SHORT PROBLEM. Below are entries; copy exactly, and only, the lines from the one containing "What data populates" through their final line, leaving out pictures.

Begin MATERIAL SHOWN

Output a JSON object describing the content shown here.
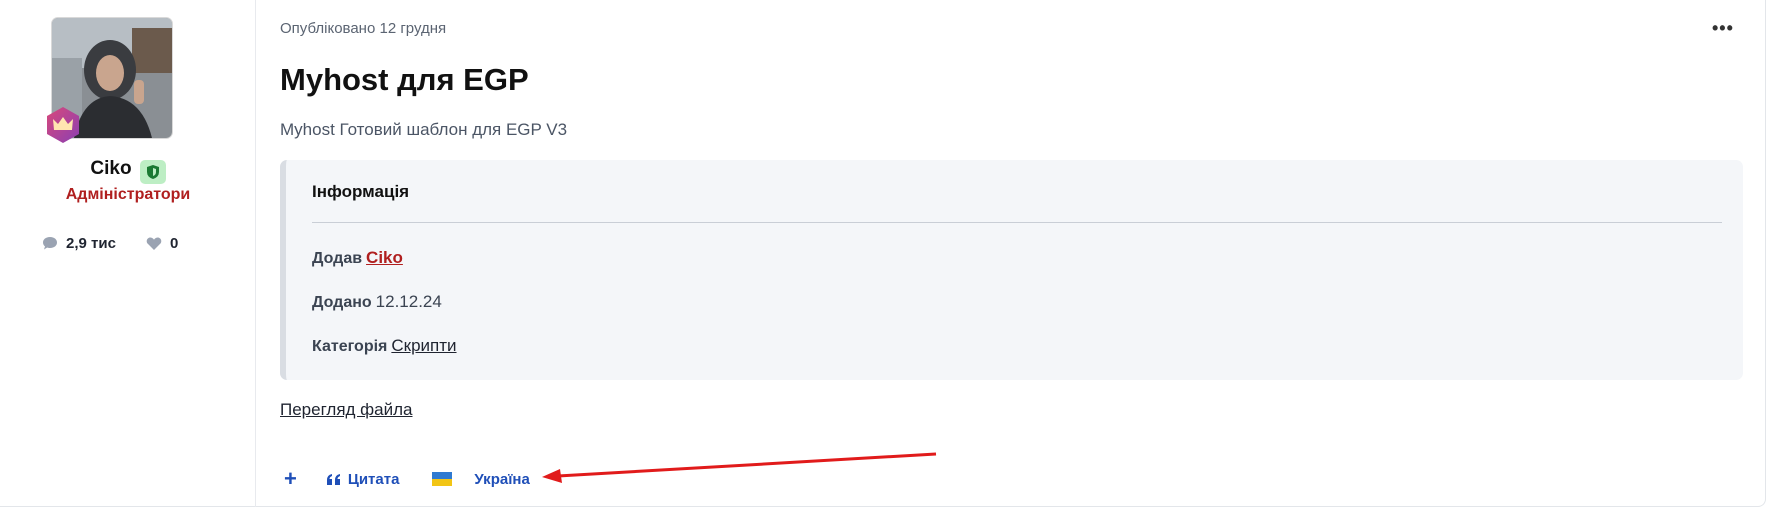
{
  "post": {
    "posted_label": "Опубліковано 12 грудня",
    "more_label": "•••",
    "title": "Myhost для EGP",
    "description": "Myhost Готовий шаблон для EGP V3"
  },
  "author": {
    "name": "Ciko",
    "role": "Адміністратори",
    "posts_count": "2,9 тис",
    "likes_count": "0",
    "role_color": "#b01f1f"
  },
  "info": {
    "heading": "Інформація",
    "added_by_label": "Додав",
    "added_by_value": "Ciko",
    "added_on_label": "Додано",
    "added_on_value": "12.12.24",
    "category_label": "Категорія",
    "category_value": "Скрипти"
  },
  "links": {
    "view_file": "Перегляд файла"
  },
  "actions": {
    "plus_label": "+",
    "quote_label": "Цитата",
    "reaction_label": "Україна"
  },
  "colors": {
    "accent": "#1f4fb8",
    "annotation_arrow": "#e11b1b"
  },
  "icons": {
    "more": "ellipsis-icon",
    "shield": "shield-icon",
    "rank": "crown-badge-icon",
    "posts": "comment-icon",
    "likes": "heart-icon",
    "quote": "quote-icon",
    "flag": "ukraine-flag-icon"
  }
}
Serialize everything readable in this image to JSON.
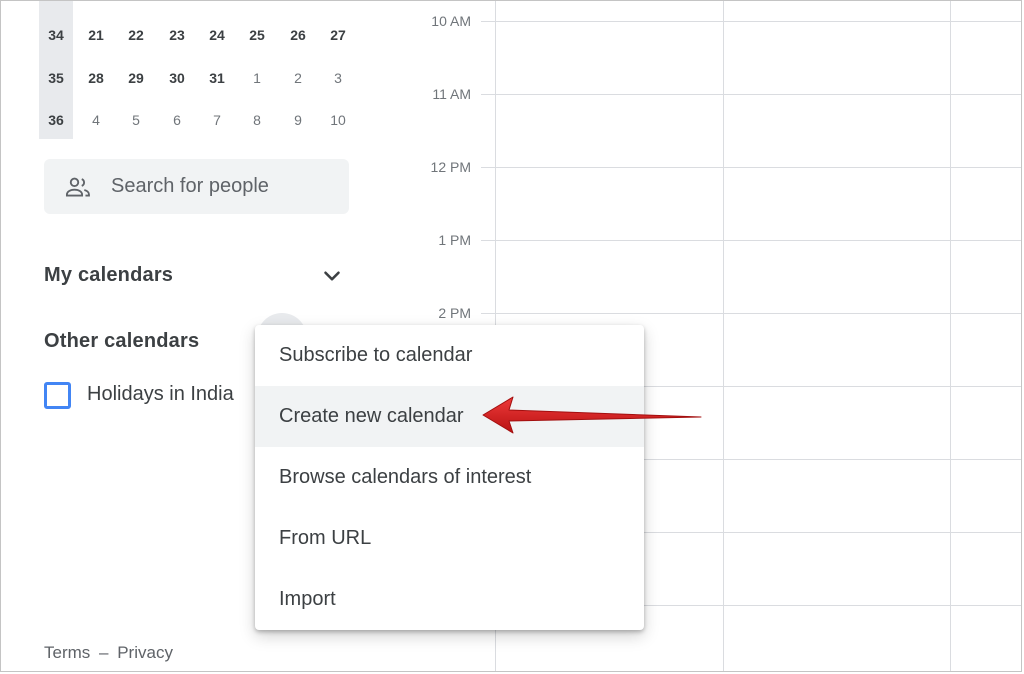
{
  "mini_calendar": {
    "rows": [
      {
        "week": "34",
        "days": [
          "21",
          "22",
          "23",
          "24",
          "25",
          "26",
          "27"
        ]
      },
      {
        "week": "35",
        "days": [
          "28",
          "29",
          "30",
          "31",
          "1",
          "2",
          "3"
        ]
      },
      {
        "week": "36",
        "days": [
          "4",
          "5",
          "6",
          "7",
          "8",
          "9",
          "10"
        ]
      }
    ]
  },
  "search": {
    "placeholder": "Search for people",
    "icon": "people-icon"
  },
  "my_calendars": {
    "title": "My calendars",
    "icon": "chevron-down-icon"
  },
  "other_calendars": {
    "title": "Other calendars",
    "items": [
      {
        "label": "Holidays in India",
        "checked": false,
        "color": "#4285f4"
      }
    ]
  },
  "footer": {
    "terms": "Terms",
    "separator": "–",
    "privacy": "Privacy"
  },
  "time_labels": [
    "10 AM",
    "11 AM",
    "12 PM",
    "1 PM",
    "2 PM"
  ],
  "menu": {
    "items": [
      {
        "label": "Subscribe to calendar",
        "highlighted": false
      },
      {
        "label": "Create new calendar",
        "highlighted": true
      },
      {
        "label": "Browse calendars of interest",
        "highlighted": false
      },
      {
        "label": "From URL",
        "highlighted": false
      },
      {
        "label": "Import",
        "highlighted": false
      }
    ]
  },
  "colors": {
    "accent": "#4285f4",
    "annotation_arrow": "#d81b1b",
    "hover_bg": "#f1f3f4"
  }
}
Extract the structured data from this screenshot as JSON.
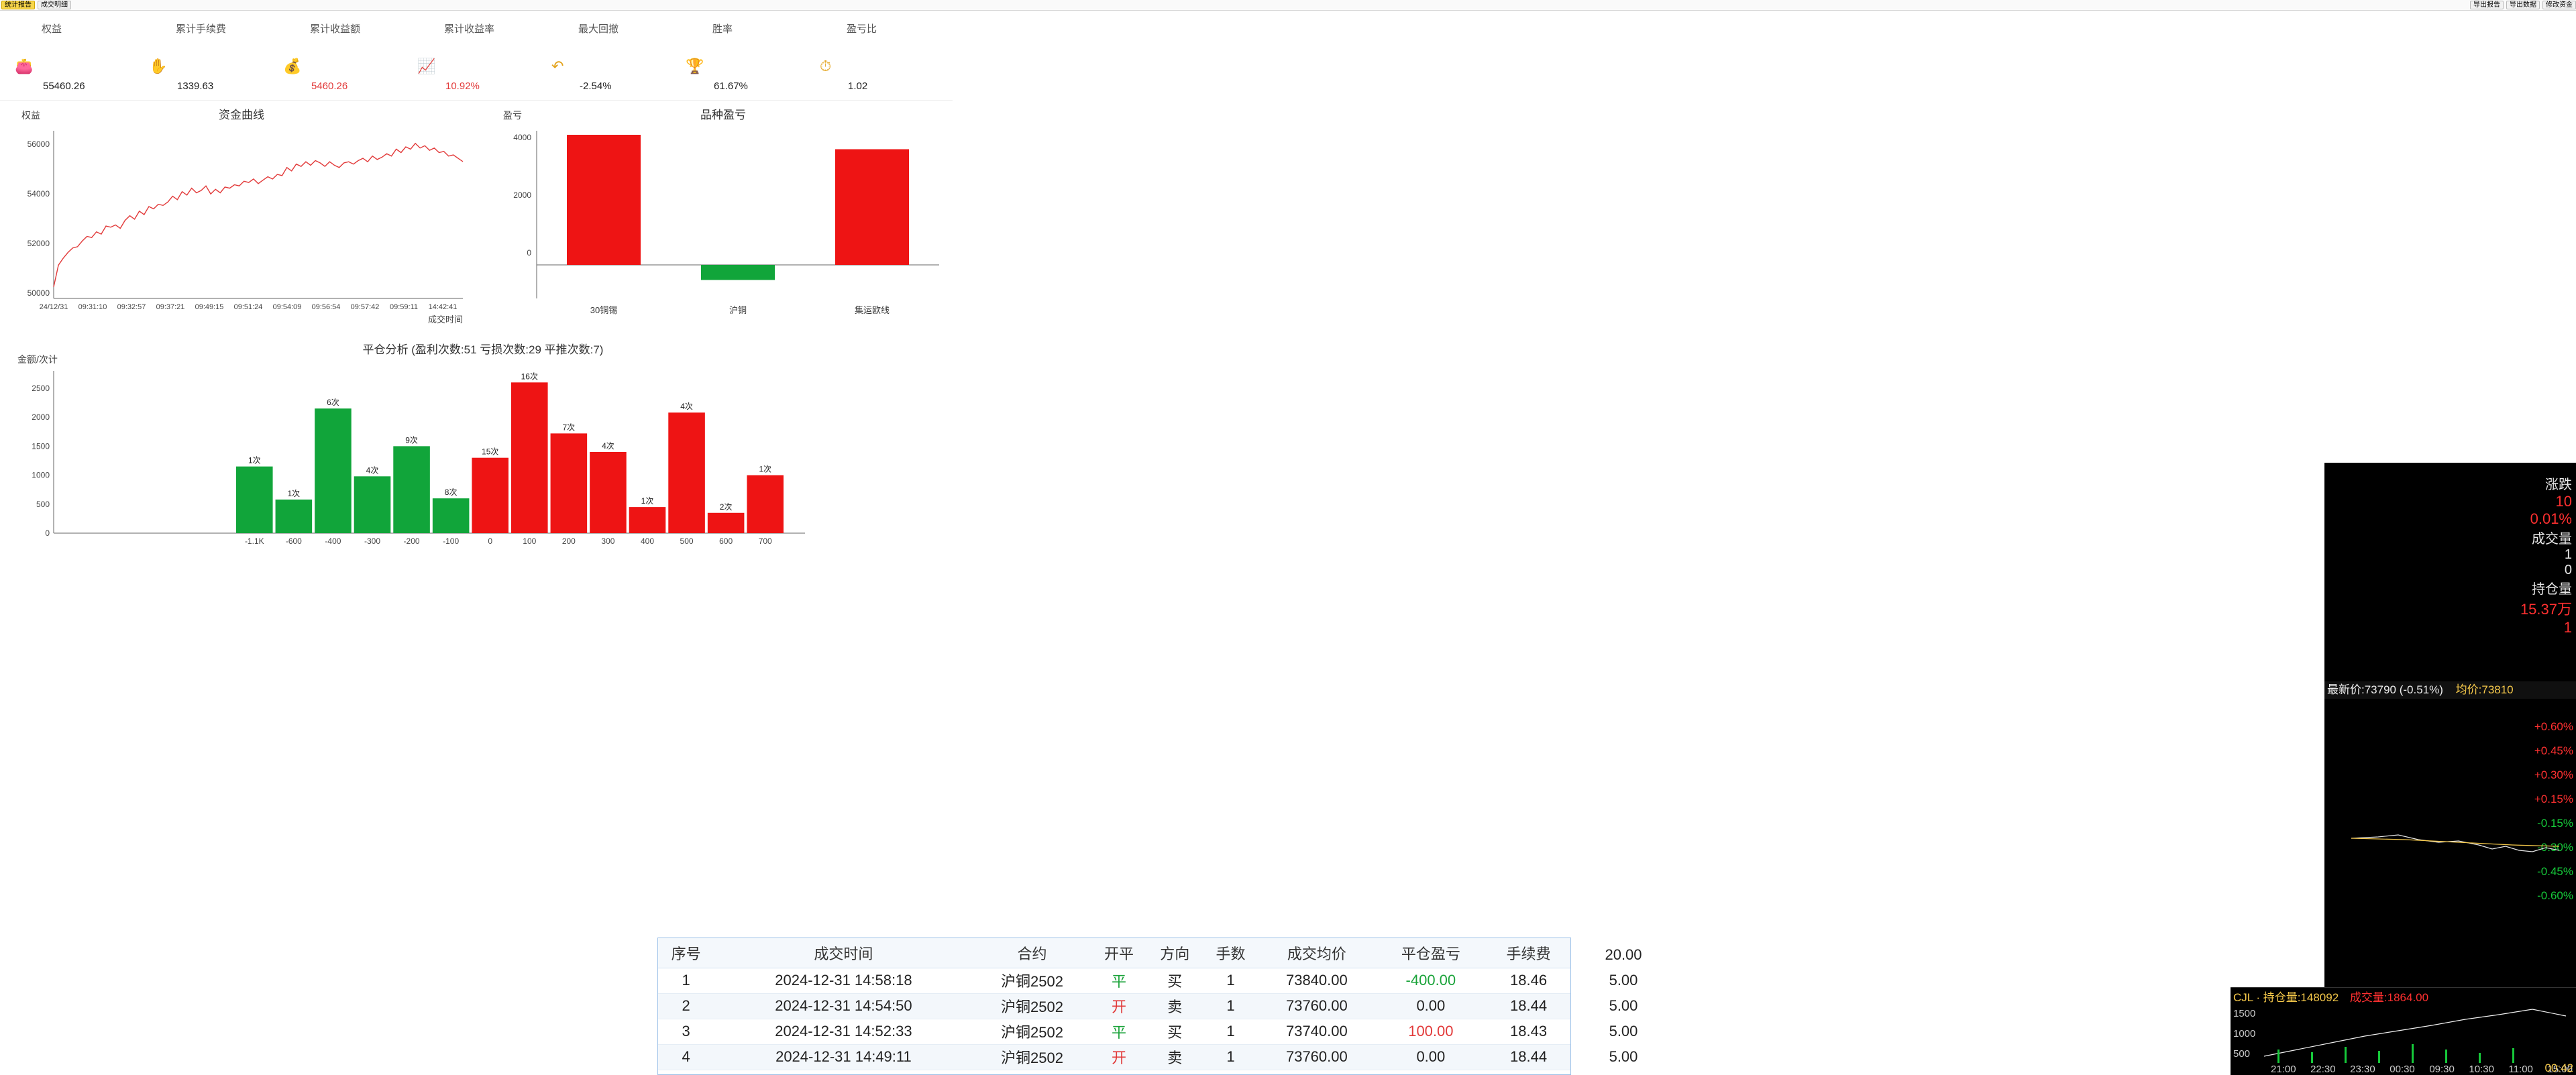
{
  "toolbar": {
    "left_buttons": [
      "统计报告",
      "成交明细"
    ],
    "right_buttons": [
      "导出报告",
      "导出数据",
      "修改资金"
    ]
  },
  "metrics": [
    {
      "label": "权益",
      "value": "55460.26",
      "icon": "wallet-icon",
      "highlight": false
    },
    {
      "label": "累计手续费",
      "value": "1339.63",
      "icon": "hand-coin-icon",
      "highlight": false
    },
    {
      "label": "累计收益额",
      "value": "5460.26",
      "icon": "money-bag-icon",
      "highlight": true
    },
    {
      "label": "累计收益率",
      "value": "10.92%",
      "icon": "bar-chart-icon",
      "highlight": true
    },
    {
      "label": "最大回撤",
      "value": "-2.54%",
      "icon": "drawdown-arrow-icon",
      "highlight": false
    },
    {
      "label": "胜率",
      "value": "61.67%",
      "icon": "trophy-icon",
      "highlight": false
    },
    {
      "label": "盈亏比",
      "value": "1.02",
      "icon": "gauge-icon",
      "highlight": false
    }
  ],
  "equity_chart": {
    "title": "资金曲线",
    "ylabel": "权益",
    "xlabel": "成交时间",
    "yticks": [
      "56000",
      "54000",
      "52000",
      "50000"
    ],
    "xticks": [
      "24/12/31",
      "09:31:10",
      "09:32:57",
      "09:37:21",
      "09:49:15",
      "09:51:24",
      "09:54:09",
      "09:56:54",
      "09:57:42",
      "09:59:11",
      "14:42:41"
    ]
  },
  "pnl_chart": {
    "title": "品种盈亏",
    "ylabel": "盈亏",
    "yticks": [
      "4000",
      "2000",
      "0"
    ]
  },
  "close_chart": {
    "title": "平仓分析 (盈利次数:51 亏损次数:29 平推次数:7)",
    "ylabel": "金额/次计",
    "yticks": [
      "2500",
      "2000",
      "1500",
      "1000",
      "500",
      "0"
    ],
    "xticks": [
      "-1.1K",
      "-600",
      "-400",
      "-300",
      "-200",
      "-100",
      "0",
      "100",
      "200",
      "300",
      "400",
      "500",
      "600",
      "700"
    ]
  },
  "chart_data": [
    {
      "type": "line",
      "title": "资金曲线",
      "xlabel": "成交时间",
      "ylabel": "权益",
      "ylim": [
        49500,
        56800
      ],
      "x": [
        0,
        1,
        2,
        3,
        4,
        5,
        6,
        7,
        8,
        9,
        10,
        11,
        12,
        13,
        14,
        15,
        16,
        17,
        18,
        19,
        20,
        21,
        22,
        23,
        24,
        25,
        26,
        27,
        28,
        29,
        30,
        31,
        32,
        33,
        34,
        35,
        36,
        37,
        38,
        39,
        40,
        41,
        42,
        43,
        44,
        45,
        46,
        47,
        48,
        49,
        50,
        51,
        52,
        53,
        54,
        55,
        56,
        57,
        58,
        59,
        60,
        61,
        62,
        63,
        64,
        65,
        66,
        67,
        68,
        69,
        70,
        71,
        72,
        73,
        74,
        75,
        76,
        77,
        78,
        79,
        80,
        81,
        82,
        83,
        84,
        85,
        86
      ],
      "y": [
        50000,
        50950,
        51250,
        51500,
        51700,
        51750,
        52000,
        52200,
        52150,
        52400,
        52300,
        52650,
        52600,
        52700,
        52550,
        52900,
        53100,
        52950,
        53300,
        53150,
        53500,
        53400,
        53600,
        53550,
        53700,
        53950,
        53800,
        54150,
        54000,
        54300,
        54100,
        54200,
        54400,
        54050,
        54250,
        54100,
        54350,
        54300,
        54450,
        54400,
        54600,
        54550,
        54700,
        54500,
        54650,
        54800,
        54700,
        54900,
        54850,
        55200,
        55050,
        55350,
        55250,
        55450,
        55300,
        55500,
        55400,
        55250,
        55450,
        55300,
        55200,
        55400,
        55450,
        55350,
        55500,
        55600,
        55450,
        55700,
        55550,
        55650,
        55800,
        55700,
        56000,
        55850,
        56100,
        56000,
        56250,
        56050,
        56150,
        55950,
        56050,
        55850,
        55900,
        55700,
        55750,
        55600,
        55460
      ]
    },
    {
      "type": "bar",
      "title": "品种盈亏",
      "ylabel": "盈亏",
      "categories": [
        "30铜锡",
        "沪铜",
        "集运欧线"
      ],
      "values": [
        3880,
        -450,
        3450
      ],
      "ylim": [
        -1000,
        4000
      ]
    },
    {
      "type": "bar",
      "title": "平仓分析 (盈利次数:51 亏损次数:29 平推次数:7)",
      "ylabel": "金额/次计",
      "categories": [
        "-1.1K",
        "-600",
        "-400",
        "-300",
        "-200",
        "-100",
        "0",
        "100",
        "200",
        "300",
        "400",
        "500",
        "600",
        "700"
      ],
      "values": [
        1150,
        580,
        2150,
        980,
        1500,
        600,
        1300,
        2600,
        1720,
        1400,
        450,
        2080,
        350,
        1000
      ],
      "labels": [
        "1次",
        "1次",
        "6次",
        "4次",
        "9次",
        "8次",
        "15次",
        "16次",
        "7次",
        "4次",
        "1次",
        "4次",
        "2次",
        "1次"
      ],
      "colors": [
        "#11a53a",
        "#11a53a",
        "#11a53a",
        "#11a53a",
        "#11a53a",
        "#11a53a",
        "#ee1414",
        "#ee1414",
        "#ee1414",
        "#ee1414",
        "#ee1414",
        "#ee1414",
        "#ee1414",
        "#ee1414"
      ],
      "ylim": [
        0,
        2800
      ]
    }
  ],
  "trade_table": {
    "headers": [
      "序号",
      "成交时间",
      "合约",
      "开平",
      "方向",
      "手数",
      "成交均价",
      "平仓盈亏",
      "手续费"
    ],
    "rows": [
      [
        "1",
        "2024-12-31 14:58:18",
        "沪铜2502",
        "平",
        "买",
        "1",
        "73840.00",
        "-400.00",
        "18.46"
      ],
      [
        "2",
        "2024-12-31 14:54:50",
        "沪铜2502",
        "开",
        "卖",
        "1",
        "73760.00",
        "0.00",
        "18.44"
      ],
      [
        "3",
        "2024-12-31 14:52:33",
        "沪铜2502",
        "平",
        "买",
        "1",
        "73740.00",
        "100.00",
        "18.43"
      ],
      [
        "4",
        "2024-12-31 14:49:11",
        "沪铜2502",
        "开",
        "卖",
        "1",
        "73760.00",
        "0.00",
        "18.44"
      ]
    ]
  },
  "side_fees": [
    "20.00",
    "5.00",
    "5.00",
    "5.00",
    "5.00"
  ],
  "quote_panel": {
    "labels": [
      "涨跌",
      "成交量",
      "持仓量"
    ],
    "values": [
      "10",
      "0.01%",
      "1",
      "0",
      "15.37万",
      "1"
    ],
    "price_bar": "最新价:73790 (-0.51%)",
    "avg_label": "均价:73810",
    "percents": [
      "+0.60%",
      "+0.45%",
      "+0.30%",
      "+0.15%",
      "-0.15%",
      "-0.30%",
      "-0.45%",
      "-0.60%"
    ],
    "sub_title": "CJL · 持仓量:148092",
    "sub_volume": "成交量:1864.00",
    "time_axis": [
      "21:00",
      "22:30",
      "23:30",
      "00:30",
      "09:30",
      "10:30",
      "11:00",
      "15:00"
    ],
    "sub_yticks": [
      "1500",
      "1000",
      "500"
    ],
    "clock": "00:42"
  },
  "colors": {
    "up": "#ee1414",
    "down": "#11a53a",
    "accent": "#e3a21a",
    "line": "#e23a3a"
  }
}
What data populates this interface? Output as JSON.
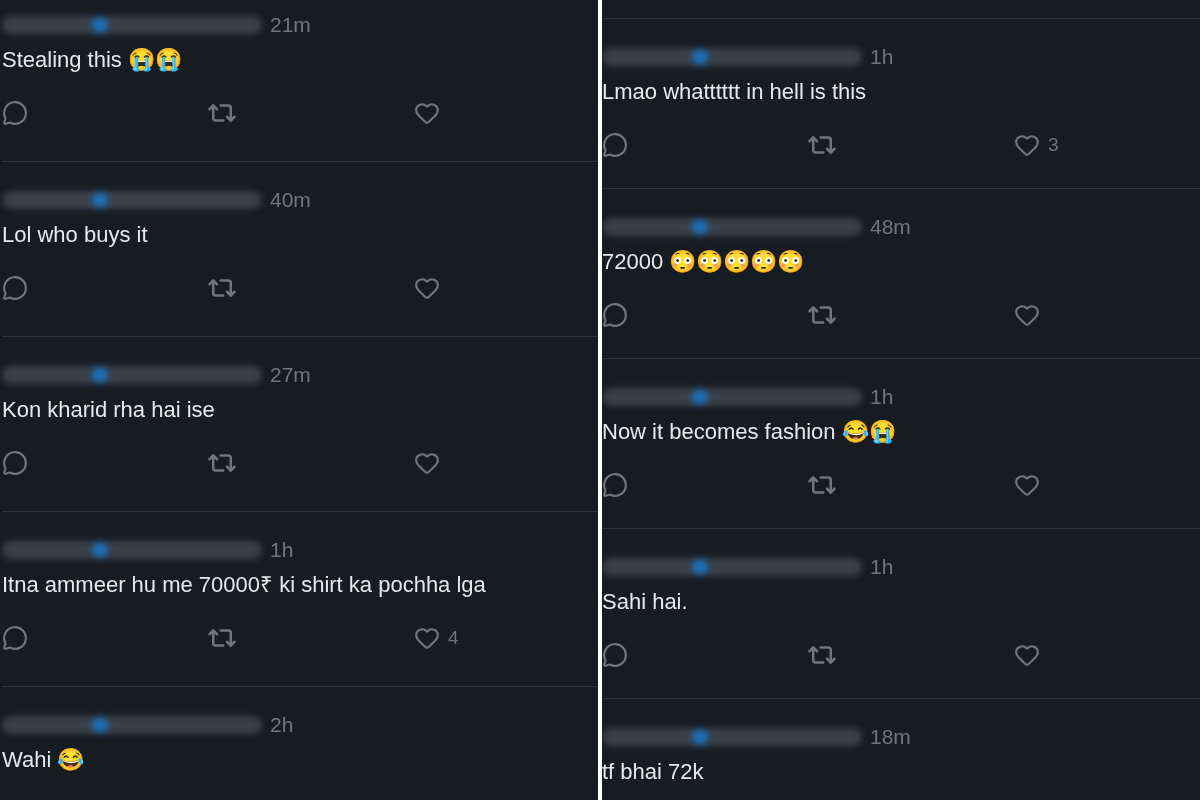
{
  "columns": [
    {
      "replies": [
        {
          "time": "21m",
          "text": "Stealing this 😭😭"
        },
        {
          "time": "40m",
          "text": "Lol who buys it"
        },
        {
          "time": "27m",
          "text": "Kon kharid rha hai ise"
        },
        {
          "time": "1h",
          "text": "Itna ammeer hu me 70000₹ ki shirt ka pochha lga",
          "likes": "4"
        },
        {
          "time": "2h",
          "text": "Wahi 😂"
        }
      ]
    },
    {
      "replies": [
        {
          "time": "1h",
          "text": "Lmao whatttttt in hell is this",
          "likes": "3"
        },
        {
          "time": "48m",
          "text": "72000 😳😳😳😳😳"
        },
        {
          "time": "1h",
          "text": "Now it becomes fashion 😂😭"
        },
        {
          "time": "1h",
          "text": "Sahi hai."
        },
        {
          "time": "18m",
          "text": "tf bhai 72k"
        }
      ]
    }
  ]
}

End MATERIAL SHOWN

TASK SOLUTION.
What data populates this interface? Output as JSON.
{
  "columns": [
    {
      "replies": [
        {
          "time": "21m",
          "text": "Stealing this 😭😭"
        },
        {
          "time": "40m",
          "text": "Lol who buys it"
        },
        {
          "time": "27m",
          "text": "Kon kharid rha hai ise"
        },
        {
          "time": "1h",
          "text": "Itna ammeer hu me 70000₹ ki shirt ka pochha lga",
          "likes": "4"
        },
        {
          "time": "2h",
          "text": "Wahi 😂"
        }
      ]
    },
    {
      "replies": [
        {
          "time": "1h",
          "text": "Lmao whatttttt in hell is this",
          "likes": "3"
        },
        {
          "time": "48m",
          "text": "72000 😳😳😳😳😳"
        },
        {
          "time": "1h",
          "text": "Now it becomes fashion 😂😭"
        },
        {
          "time": "1h",
          "text": "Sahi hai."
        },
        {
          "time": "18m",
          "text": "tf bhai 72k"
        }
      ]
    }
  ]
}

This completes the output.